• [TASK DIRECTIONS] Read the records and gather each line that includes "smoczek".

(Saved data entries)
╭──
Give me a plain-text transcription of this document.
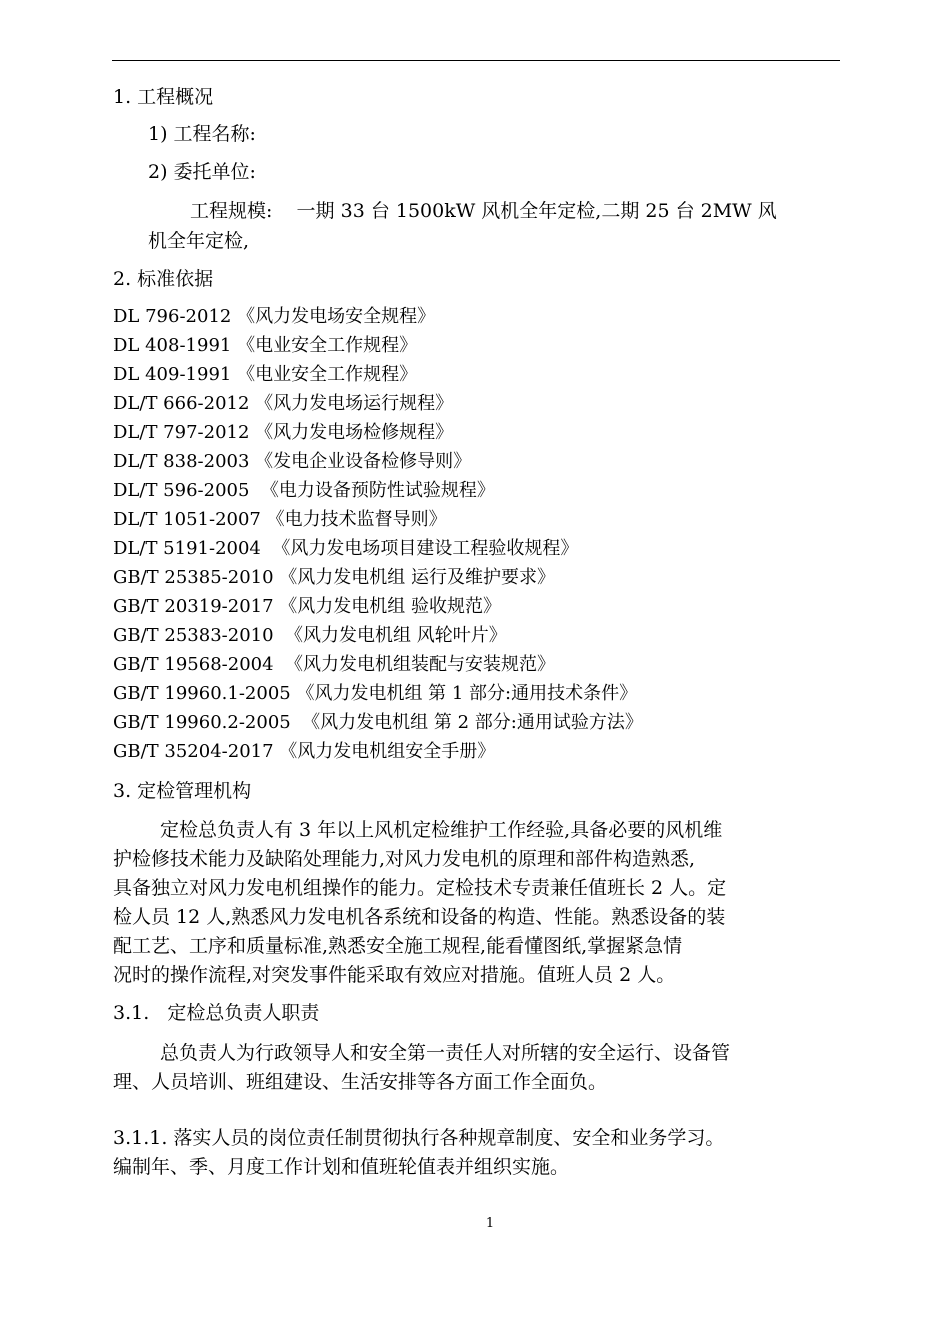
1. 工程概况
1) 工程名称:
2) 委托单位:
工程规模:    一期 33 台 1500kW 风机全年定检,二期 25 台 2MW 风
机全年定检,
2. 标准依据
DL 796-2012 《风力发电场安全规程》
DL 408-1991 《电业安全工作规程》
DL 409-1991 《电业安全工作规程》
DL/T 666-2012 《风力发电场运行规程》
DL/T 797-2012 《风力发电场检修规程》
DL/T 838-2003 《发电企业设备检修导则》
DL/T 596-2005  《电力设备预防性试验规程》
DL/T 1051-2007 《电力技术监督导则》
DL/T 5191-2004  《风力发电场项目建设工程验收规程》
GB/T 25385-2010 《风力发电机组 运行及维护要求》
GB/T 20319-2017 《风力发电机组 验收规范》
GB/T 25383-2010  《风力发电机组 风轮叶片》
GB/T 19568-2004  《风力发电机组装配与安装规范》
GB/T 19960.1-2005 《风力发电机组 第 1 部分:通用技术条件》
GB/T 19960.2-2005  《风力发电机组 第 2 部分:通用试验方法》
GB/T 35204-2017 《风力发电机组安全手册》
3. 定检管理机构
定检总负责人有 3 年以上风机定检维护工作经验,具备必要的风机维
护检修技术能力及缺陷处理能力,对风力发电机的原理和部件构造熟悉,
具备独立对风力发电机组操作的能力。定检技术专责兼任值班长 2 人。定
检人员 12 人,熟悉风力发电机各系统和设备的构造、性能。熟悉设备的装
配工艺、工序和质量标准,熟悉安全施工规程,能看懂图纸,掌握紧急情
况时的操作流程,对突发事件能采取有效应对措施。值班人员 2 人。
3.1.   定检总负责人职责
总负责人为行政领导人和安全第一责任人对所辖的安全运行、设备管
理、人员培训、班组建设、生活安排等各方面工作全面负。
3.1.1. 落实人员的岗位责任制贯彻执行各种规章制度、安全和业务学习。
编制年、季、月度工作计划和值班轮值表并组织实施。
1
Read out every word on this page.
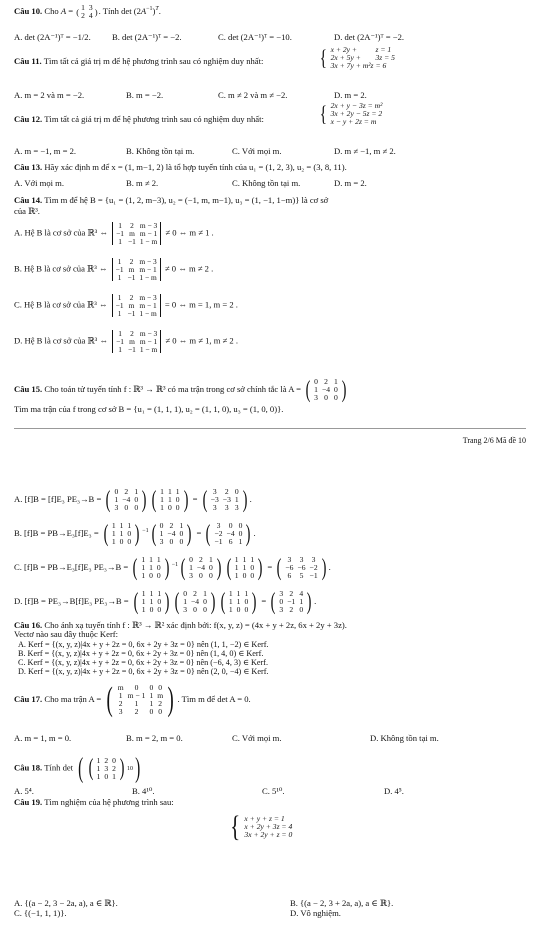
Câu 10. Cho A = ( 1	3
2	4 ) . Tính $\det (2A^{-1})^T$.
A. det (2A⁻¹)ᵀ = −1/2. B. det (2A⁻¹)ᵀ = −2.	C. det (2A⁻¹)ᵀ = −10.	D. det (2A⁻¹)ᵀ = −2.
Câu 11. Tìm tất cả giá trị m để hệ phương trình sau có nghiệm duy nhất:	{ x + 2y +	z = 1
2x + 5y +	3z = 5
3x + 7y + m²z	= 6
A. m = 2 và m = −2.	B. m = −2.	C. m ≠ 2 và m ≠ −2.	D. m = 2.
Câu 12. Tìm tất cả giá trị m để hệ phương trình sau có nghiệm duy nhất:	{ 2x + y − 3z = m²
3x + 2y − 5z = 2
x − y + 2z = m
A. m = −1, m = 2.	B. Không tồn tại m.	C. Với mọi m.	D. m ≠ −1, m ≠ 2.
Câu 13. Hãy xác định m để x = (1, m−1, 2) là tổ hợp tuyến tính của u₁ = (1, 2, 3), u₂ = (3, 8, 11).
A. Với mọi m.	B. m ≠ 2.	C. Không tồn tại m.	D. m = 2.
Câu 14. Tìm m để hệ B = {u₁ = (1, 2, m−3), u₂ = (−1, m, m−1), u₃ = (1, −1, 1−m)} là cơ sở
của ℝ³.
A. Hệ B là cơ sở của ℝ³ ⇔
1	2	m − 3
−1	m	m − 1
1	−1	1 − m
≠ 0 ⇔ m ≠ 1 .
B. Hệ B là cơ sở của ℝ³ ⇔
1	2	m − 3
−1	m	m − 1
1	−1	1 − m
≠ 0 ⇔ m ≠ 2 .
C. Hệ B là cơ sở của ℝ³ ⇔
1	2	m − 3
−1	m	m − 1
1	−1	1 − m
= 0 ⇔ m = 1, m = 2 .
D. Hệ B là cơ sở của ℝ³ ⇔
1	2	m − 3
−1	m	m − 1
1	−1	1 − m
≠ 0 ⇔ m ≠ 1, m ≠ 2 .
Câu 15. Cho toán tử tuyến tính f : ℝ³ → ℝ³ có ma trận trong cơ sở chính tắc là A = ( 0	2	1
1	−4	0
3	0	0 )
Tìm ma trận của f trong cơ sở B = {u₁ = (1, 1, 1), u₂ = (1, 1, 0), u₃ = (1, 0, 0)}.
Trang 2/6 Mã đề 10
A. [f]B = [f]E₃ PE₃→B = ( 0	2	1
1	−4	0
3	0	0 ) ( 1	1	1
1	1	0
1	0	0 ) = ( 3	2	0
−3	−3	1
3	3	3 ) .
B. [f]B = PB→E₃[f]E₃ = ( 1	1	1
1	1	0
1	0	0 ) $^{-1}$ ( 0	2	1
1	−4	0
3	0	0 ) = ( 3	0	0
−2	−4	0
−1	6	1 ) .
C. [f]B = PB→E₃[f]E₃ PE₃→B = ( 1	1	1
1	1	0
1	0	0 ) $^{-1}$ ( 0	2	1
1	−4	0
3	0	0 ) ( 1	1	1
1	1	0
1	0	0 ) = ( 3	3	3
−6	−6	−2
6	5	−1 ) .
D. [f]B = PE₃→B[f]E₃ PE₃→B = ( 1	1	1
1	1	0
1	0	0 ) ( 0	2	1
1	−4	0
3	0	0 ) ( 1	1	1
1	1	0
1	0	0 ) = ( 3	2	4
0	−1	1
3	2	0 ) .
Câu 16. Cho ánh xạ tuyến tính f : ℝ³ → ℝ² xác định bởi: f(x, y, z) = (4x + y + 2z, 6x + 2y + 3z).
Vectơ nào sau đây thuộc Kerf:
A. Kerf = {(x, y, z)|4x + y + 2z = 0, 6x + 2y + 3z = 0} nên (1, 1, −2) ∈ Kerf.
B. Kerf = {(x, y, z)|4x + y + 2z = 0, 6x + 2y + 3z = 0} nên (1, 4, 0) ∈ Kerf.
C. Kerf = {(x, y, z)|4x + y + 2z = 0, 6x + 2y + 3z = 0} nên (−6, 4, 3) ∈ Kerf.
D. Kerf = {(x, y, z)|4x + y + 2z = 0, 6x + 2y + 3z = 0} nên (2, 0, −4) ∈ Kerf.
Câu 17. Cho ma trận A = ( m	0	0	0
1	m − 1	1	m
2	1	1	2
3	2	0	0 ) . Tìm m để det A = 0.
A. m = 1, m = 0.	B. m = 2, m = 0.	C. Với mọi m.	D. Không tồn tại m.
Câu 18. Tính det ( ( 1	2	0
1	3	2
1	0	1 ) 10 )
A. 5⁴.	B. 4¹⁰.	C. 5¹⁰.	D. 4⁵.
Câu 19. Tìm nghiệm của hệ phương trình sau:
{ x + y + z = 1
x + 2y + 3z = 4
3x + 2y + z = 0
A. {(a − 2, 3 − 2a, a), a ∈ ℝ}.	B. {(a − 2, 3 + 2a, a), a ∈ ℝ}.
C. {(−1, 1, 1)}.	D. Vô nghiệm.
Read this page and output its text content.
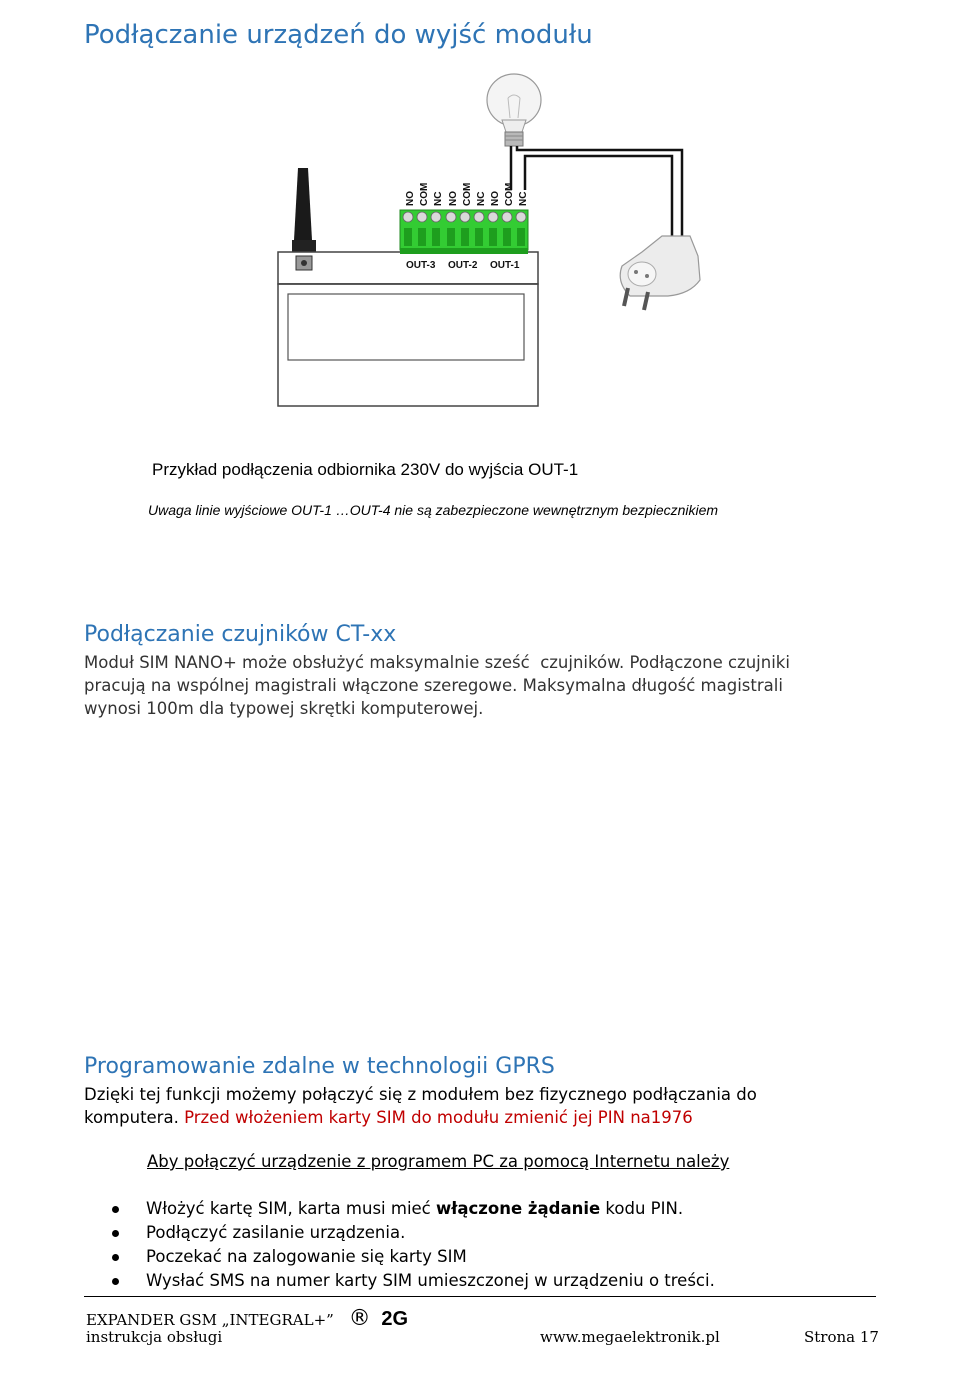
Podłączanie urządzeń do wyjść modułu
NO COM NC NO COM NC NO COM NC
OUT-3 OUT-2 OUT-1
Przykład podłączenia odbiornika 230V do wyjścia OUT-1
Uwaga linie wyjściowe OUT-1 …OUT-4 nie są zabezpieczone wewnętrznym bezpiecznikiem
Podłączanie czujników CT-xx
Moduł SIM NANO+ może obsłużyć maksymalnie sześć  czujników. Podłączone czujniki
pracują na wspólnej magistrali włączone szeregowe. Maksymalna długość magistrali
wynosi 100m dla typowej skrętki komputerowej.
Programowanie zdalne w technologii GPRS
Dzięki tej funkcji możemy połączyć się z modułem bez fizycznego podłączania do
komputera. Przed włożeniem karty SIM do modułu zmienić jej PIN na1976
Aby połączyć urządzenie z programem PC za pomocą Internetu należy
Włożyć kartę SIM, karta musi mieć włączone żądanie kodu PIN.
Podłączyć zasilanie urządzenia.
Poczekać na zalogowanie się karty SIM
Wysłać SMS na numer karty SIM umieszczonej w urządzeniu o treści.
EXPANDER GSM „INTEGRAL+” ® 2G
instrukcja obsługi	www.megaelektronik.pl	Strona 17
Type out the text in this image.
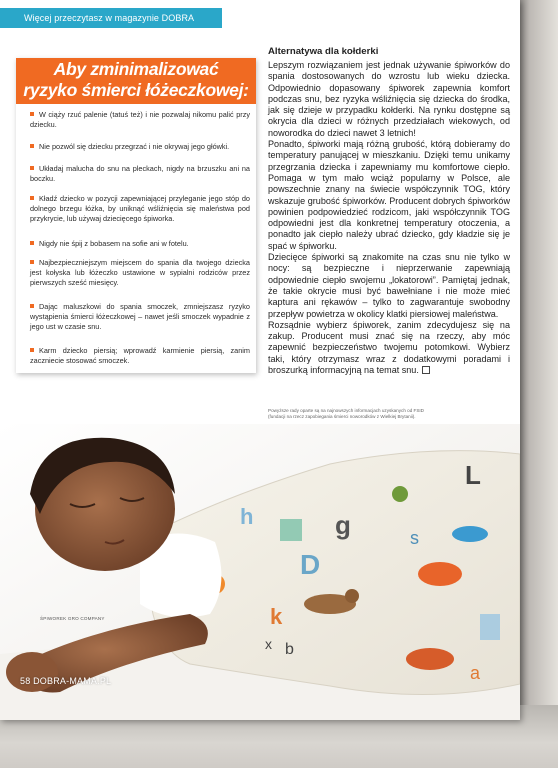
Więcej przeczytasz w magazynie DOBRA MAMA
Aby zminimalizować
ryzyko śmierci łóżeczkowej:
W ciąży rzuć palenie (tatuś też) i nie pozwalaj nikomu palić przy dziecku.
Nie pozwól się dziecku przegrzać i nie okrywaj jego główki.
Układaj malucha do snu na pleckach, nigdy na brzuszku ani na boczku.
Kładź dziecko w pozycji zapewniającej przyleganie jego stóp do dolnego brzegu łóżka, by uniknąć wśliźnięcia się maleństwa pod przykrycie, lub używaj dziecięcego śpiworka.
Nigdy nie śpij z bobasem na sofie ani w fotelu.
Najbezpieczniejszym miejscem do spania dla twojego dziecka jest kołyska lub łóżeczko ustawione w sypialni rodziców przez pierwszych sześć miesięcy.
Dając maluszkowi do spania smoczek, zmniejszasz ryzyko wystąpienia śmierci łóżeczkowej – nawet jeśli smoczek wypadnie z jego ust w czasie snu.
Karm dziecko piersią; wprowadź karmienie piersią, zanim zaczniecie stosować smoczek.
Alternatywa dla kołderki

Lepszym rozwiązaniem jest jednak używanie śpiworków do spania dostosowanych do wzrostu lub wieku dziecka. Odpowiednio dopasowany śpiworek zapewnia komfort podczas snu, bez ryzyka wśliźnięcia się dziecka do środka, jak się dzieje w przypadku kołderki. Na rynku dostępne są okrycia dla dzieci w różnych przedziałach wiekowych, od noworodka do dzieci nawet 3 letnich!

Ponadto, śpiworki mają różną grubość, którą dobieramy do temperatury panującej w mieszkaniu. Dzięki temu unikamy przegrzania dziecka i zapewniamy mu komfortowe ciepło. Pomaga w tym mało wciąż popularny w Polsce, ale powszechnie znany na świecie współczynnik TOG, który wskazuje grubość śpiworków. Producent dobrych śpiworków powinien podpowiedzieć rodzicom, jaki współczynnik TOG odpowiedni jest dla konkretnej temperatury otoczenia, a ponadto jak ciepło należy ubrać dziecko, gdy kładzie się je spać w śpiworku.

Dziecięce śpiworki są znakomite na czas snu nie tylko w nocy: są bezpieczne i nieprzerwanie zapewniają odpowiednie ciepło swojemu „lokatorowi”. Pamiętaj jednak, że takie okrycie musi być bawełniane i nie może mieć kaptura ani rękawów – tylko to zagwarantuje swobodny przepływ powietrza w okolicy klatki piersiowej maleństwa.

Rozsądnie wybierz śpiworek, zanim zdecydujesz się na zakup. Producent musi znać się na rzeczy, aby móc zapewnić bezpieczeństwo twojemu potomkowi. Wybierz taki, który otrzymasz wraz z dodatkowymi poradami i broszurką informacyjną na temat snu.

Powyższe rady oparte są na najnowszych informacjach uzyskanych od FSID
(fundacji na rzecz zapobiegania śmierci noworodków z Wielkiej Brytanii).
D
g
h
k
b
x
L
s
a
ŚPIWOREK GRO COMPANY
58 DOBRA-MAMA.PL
╰──
• [SOLUTION TO THIS EXERCISE]
Dając maluszkowi do spania smoczek, zmniejszasz ryzyko wystąpienia śmierci łóżeczkowej – nawet jeśli smoczek wypadnie z jego ust w czasie snu.
Karm dziecko piersią; wprowadź karmienie piersią, zanim zaczniecie stosować smoczek.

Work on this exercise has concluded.